## GIVEN INSTRUCTION
Copy every line of the records below with no changes.

## DATA SUPPLIED
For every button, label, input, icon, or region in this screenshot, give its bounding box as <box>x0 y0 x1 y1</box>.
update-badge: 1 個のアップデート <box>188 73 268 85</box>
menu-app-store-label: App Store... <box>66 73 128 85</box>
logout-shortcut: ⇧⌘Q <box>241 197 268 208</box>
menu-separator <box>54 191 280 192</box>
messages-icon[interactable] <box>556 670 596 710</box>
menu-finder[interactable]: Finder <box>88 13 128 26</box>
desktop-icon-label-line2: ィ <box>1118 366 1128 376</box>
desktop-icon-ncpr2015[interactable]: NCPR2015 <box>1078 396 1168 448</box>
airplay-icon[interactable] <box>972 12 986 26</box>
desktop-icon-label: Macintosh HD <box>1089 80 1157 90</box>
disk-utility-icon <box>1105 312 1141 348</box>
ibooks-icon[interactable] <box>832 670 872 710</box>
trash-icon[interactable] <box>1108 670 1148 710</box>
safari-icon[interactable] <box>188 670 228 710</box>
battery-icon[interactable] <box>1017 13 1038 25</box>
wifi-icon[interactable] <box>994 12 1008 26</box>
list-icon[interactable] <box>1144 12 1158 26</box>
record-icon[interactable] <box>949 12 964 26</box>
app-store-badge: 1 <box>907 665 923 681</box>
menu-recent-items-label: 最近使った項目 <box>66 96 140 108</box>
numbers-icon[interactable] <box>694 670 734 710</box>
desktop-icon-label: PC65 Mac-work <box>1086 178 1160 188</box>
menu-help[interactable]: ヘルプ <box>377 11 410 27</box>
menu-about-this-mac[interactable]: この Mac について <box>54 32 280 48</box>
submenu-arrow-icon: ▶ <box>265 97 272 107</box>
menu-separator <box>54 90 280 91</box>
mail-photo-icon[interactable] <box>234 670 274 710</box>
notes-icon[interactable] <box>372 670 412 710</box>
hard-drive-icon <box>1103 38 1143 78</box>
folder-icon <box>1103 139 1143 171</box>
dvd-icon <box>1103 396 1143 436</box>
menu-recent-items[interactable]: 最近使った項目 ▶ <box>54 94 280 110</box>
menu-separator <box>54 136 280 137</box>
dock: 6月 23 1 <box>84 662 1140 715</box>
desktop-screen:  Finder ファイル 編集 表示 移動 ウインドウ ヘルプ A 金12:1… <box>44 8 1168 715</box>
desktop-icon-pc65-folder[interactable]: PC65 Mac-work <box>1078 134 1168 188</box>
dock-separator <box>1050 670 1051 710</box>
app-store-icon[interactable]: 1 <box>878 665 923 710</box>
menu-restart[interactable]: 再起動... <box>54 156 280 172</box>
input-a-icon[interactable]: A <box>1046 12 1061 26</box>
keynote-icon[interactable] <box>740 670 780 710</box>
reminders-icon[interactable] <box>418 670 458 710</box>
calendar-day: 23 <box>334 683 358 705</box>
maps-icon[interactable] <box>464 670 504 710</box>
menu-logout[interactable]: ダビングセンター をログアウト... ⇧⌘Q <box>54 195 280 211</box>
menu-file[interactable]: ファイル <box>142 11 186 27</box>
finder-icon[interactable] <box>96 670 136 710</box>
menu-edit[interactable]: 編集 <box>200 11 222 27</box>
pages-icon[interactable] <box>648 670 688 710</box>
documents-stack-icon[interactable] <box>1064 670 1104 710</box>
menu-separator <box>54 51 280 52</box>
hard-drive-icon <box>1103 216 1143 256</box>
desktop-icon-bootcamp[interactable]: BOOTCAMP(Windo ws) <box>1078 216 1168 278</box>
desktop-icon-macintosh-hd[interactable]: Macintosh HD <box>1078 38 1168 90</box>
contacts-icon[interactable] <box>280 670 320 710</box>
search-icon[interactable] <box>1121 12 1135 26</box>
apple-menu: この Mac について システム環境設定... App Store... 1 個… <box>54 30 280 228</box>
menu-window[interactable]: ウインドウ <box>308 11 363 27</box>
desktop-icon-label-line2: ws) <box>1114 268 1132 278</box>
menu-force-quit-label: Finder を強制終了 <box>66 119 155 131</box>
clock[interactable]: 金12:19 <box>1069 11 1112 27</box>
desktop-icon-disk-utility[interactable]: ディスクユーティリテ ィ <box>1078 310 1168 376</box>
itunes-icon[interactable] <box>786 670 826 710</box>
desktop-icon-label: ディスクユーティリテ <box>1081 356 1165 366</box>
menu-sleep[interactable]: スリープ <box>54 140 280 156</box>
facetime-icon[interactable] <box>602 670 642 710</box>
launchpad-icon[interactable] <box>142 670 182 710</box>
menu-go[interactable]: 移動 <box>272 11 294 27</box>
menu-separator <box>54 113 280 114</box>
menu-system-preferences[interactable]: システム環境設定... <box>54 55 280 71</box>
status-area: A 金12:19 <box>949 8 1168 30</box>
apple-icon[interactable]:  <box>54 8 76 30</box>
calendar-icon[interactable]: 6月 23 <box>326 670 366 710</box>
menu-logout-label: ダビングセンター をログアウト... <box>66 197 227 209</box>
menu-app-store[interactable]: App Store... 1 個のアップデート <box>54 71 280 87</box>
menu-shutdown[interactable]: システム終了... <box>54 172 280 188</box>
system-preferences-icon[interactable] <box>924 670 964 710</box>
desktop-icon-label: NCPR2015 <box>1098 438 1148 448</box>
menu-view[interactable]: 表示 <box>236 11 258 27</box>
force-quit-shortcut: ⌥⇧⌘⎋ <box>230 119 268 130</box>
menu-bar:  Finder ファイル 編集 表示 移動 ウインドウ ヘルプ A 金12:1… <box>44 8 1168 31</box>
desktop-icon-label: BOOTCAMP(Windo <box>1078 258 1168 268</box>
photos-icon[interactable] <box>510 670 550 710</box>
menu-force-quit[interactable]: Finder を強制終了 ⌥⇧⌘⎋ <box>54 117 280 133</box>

## EXPECTED ANSWER
For every button, label, input, icon, or region in this screenshot, give its bounding box as <box>x0 y0 x1 y1</box>.
update-badge: 1 個のアップデート <box>188 73 268 85</box>
menu-app-store-label: App Store... <box>66 73 128 85</box>
logout-shortcut: ⇧⌘Q <box>241 197 268 208</box>
menu-separator <box>54 191 280 192</box>
messages-icon[interactable] <box>556 670 596 710</box>
menu-finder[interactable]: Finder <box>88 13 128 26</box>
desktop-icon-label-line2: ィ <box>1118 366 1128 376</box>
desktop-icon-ncpr2015[interactable]: NCPR2015 <box>1078 396 1168 448</box>
airplay-icon[interactable] <box>972 12 986 26</box>
desktop-icon-label: Macintosh HD <box>1089 80 1157 90</box>
disk-utility-icon <box>1105 312 1141 348</box>
ibooks-icon[interactable] <box>832 670 872 710</box>
trash-icon[interactable] <box>1108 670 1148 710</box>
safari-icon[interactable] <box>188 670 228 710</box>
battery-icon[interactable] <box>1017 13 1038 25</box>
wifi-icon[interactable] <box>994 12 1008 26</box>
list-icon[interactable] <box>1144 12 1158 26</box>
record-icon[interactable] <box>949 12 964 26</box>
app-store-badge: 1 <box>907 665 923 681</box>
menu-recent-items-label: 最近使った項目 <box>66 96 140 108</box>
numbers-icon[interactable] <box>694 670 734 710</box>
desktop-icon-label: PC65 Mac-work <box>1086 178 1160 188</box>
menu-help[interactable]: ヘルプ <box>377 11 410 27</box>
menu-about-this-mac[interactable]: この Mac について <box>54 32 280 48</box>
submenu-arrow-icon: ▶ <box>265 97 272 107</box>
menu-separator <box>54 90 280 91</box>
mail-photo-icon[interactable] <box>234 670 274 710</box>
notes-icon[interactable] <box>372 670 412 710</box>
hard-drive-icon <box>1103 38 1143 78</box>
folder-icon <box>1103 139 1143 171</box>
dvd-icon <box>1103 396 1143 436</box>
menu-recent-items[interactable]: 最近使った項目 ▶ <box>54 94 280 110</box>
menu-separator <box>54 136 280 137</box>
dock: 6月 23 1 <box>84 662 1140 715</box>
desktop-screen:  Finder ファイル 編集 表示 移動 ウインドウ ヘルプ A 金12:1… <box>44 8 1168 715</box>
desktop-icon-pc65-folder[interactable]: PC65 Mac-work <box>1078 134 1168 188</box>
dock-separator <box>1050 670 1051 710</box>
app-store-icon[interactable]: 1 <box>878 665 923 710</box>
menu-restart[interactable]: 再起動... <box>54 156 280 172</box>
input-a-icon[interactable]: A <box>1046 12 1061 26</box>
keynote-icon[interactable] <box>740 670 780 710</box>
reminders-icon[interactable] <box>418 670 458 710</box>
calendar-day: 23 <box>334 683 358 705</box>
maps-icon[interactable] <box>464 670 504 710</box>
menu-logout[interactable]: ダビングセンター をログアウト... ⇧⌘Q <box>54 195 280 211</box>
menu-file[interactable]: ファイル <box>142 11 186 27</box>
finder-icon[interactable] <box>96 670 136 710</box>
menu-edit[interactable]: 編集 <box>200 11 222 27</box>
pages-icon[interactable] <box>648 670 688 710</box>
documents-stack-icon[interactable] <box>1064 670 1104 710</box>
menu-separator <box>54 51 280 52</box>
hard-drive-icon <box>1103 216 1143 256</box>
desktop-icon-bootcamp[interactable]: BOOTCAMP(Windo ws) <box>1078 216 1168 278</box>
desktop-icon-macintosh-hd[interactable]: Macintosh HD <box>1078 38 1168 90</box>
contacts-icon[interactable] <box>280 670 320 710</box>
search-icon[interactable] <box>1121 12 1135 26</box>
apple-menu: この Mac について システム環境設定... App Store... 1 個… <box>54 30 280 228</box>
menu-window[interactable]: ウインドウ <box>308 11 363 27</box>
desktop-icon-label-line2: ws) <box>1114 268 1132 278</box>
menu-force-quit-label: Finder を強制終了 <box>66 119 155 131</box>
clock[interactable]: 金12:19 <box>1069 11 1112 27</box>
desktop-icon-disk-utility[interactable]: ディスクユーティリテ ィ <box>1078 310 1168 376</box>
itunes-icon[interactable] <box>786 670 826 710</box>
desktop-icon-label: ディスクユーティリテ <box>1081 356 1165 366</box>
menu-sleep[interactable]: スリープ <box>54 140 280 156</box>
facetime-icon[interactable] <box>602 670 642 710</box>
launchpad-icon[interactable] <box>142 670 182 710</box>
menu-go[interactable]: 移動 <box>272 11 294 27</box>
menu-separator <box>54 113 280 114</box>
menu-system-preferences[interactable]: システム環境設定... <box>54 55 280 71</box>
status-area: A 金12:19 <box>949 8 1168 30</box>
apple-icon[interactable]:  <box>54 8 76 30</box>
calendar-icon[interactable]: 6月 23 <box>326 670 366 710</box>
menu-logout-label: ダビングセンター をログアウト... <box>66 197 227 209</box>
menu-app-store[interactable]: App Store... 1 個のアップデート <box>54 71 280 87</box>
menu-shutdown[interactable]: システム終了... <box>54 172 280 188</box>
system-preferences-icon[interactable] <box>924 670 964 710</box>
desktop-icon-label: NCPR2015 <box>1098 438 1148 448</box>
menu-view[interactable]: 表示 <box>236 11 258 27</box>
force-quit-shortcut: ⌥⇧⌘⎋ <box>230 119 268 130</box>
menu-bar:  Finder ファイル 編集 表示 移動 ウインドウ ヘルプ A 金12:1… <box>44 8 1168 31</box>
desktop-icon-label: BOOTCAMP(Windo <box>1078 258 1168 268</box>
photos-icon[interactable] <box>510 670 550 710</box>
menu-force-quit[interactable]: Finder を強制終了 ⌥⇧⌘⎋ <box>54 117 280 133</box>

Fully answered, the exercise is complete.